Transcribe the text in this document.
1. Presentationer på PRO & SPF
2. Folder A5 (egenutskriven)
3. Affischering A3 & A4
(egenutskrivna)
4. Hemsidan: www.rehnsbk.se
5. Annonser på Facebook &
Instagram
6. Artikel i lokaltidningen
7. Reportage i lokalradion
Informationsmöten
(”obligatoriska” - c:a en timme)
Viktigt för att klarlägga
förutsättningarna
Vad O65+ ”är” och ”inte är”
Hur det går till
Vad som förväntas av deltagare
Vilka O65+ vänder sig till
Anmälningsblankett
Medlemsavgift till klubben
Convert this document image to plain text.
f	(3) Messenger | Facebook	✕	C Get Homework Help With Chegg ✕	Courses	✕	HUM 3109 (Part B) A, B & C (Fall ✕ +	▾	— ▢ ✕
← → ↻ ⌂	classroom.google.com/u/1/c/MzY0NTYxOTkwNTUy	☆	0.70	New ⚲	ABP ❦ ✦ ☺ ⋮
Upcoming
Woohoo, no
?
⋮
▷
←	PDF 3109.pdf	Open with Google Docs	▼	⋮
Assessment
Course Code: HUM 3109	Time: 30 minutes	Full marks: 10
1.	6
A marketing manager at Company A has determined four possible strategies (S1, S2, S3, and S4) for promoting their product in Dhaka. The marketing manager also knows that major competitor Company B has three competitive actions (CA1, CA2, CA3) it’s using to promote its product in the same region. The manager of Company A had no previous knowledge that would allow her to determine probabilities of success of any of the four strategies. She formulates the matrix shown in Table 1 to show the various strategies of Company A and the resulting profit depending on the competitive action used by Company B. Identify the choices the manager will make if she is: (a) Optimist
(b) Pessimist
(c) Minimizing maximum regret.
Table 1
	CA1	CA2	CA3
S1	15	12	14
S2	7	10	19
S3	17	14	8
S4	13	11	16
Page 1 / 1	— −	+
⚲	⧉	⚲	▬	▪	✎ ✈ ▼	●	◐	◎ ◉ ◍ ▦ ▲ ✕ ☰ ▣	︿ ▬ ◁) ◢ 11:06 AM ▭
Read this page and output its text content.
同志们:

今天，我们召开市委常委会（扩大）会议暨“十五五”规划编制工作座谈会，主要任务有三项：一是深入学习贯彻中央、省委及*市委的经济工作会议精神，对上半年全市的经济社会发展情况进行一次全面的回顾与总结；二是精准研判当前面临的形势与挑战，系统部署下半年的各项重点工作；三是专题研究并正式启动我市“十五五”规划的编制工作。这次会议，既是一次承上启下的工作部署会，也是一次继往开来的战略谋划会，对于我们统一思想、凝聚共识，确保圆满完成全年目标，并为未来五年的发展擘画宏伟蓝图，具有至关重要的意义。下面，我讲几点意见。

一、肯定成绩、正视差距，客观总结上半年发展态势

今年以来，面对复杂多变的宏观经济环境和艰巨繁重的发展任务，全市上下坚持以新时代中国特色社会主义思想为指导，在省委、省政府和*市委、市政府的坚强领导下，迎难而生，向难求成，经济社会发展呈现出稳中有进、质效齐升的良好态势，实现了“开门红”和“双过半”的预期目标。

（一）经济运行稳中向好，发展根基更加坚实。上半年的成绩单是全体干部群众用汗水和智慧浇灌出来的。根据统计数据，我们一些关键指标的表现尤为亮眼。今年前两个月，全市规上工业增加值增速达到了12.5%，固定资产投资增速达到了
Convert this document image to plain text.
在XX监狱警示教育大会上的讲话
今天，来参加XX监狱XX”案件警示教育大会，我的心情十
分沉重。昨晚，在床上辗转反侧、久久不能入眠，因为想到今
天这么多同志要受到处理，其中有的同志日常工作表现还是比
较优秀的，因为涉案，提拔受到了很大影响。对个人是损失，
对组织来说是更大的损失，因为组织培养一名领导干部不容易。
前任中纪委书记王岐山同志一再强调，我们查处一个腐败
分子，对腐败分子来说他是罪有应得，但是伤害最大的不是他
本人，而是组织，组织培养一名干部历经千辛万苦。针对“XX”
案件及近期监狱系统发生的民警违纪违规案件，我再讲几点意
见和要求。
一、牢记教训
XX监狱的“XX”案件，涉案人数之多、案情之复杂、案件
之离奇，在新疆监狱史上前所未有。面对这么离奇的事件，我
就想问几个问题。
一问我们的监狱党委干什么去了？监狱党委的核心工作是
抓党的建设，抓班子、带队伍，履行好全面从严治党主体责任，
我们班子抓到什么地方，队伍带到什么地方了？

## Task objective
Go through the entries and return each line where the word "Facebook" appears.

## Result of the task
5. Annonser på Facebook &
f	(3) Messenger | Facebook	✕	C Get Homework Help With Chegg ✕	Courses	✕	HUM 3109 (Part B) A, B & C (Fall ✕ +	▾	— ▢ ✕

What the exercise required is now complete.